PROBLEM TO WORK ON ::
Lines containing the string "section" are to be counted; report the number and nothing more.

Dataset records
* START *

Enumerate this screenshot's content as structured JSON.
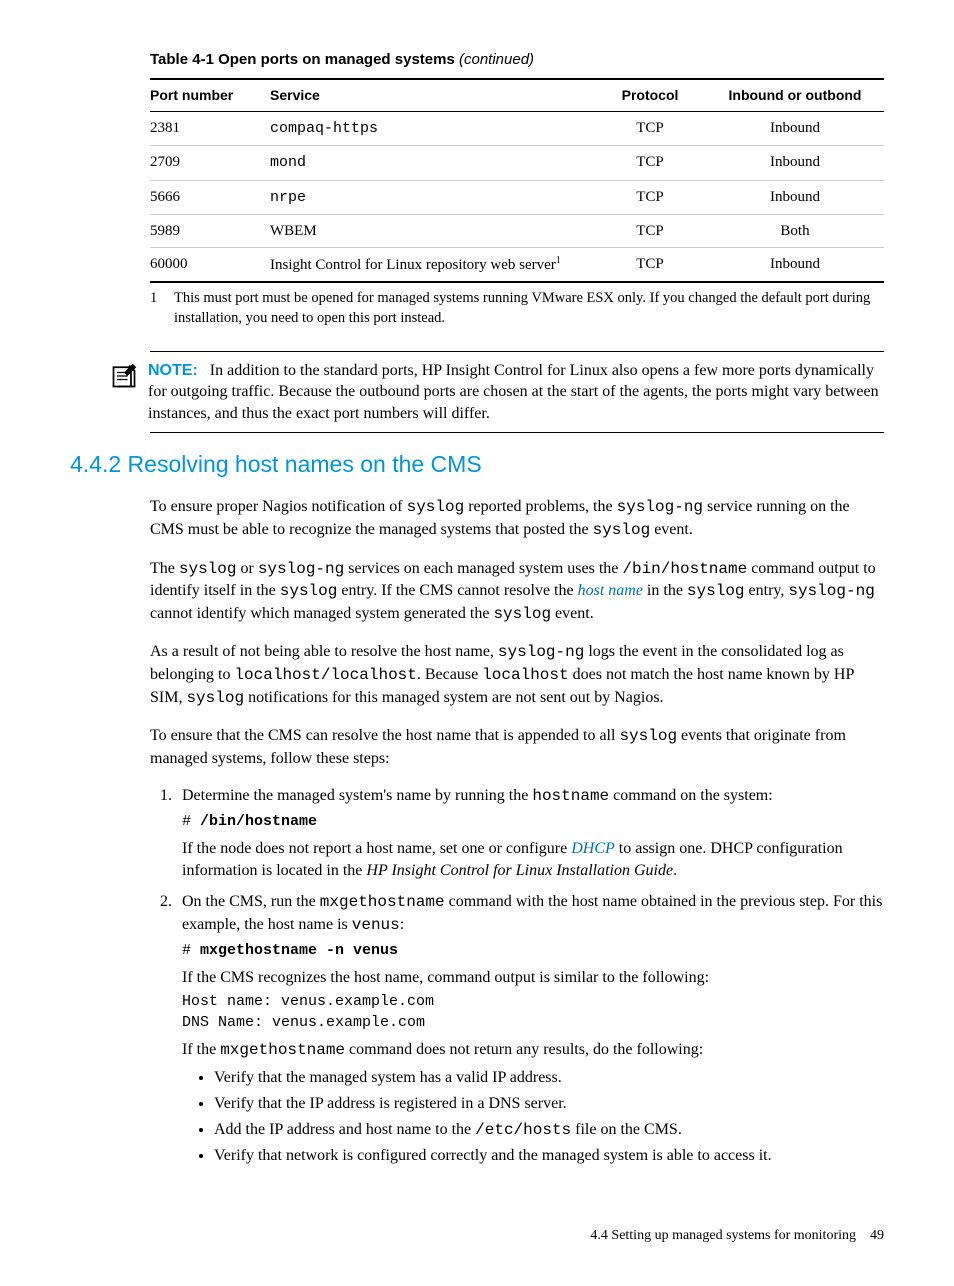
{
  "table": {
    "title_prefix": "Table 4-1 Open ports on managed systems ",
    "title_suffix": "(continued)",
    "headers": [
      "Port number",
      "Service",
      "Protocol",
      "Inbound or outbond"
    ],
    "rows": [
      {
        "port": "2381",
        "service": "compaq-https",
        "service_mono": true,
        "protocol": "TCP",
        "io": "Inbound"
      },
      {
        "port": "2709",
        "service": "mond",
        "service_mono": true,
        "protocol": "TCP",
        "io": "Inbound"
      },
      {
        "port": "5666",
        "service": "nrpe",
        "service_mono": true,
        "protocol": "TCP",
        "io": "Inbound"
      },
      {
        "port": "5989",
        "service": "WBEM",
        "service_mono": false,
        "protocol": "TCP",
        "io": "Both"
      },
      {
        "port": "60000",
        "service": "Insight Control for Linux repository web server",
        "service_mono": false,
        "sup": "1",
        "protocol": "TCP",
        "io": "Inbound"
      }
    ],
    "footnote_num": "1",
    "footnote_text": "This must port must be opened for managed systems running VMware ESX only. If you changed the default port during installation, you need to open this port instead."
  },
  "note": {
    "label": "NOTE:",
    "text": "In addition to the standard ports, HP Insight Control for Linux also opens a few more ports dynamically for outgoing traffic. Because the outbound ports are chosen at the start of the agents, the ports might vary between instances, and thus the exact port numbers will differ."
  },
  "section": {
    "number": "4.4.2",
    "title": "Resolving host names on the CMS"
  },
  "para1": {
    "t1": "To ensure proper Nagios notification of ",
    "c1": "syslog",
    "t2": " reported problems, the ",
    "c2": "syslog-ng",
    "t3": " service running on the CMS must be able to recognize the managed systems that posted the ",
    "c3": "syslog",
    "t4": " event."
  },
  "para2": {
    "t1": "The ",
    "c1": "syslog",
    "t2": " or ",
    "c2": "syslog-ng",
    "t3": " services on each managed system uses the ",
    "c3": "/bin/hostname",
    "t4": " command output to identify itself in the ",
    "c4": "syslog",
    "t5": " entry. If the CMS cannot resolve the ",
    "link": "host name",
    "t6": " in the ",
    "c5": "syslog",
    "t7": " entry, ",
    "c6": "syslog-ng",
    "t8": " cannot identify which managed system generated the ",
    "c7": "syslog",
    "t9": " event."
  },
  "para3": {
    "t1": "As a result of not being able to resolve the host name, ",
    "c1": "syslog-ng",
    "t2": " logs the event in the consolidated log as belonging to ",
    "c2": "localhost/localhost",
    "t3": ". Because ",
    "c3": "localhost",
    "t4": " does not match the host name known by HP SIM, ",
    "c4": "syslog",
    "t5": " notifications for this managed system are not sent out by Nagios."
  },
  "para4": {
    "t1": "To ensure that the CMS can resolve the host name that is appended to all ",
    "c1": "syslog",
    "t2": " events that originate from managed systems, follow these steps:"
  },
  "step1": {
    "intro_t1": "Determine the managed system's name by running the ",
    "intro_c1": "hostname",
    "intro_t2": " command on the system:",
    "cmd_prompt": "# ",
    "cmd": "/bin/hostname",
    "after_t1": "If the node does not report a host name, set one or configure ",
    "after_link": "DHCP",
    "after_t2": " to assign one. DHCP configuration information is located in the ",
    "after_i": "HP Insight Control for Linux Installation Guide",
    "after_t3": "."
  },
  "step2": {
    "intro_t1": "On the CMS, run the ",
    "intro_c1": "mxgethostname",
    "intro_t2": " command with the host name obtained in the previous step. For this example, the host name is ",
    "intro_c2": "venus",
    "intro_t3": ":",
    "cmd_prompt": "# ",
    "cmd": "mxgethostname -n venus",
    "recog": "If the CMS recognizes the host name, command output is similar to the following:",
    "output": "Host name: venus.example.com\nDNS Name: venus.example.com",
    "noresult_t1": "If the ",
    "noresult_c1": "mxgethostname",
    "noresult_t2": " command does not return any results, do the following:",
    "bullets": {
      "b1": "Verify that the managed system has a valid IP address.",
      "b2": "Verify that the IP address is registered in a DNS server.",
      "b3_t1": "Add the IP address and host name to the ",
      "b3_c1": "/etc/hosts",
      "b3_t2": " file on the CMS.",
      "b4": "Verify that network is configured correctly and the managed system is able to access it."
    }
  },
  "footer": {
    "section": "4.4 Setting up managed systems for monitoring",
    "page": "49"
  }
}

* END *
* START *

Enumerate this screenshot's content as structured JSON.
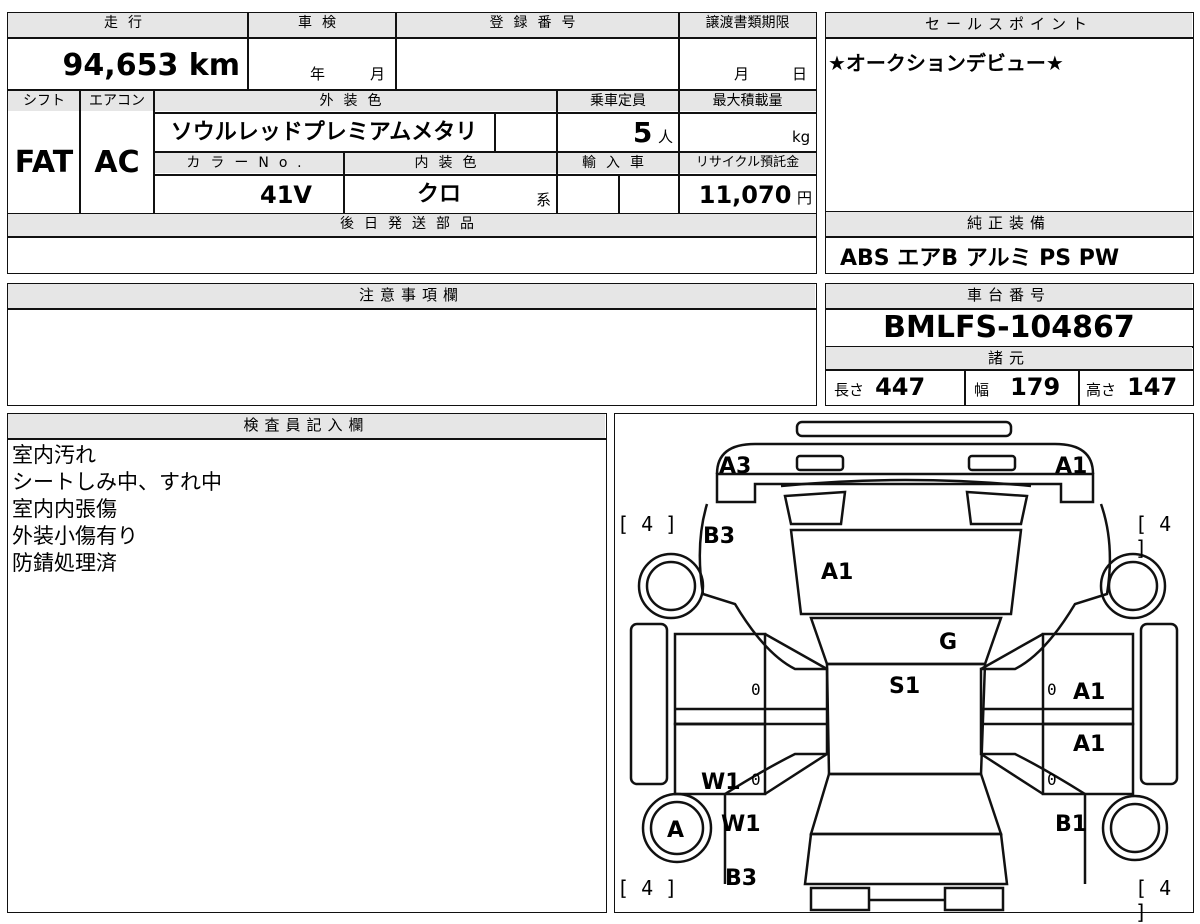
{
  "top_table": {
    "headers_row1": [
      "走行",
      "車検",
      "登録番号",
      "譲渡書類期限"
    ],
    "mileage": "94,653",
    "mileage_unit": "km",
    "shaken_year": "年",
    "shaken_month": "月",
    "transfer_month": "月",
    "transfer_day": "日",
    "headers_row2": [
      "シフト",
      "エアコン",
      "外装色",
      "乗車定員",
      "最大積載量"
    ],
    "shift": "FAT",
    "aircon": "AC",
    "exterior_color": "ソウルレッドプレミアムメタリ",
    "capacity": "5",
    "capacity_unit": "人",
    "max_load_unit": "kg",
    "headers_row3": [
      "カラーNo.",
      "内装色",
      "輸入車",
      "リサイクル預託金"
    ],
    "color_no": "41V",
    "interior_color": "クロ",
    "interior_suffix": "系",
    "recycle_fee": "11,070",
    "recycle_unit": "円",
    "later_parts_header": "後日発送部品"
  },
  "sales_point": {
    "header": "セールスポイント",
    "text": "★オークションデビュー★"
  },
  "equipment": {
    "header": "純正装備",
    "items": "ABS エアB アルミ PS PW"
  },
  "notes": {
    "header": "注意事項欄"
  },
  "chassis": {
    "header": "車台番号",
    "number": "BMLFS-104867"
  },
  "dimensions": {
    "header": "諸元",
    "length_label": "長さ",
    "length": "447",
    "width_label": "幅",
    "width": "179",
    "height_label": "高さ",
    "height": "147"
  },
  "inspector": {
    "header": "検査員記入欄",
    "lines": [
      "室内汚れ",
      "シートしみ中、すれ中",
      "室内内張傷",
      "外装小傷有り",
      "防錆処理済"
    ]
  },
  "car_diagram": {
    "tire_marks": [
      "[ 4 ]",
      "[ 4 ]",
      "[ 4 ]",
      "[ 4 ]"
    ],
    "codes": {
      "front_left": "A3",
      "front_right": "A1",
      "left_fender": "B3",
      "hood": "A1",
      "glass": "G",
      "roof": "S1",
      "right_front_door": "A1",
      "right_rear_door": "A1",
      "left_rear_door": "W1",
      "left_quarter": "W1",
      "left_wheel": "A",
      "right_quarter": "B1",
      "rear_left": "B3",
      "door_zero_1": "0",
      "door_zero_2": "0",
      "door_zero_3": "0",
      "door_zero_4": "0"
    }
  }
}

* END *

THE RESULT ::
2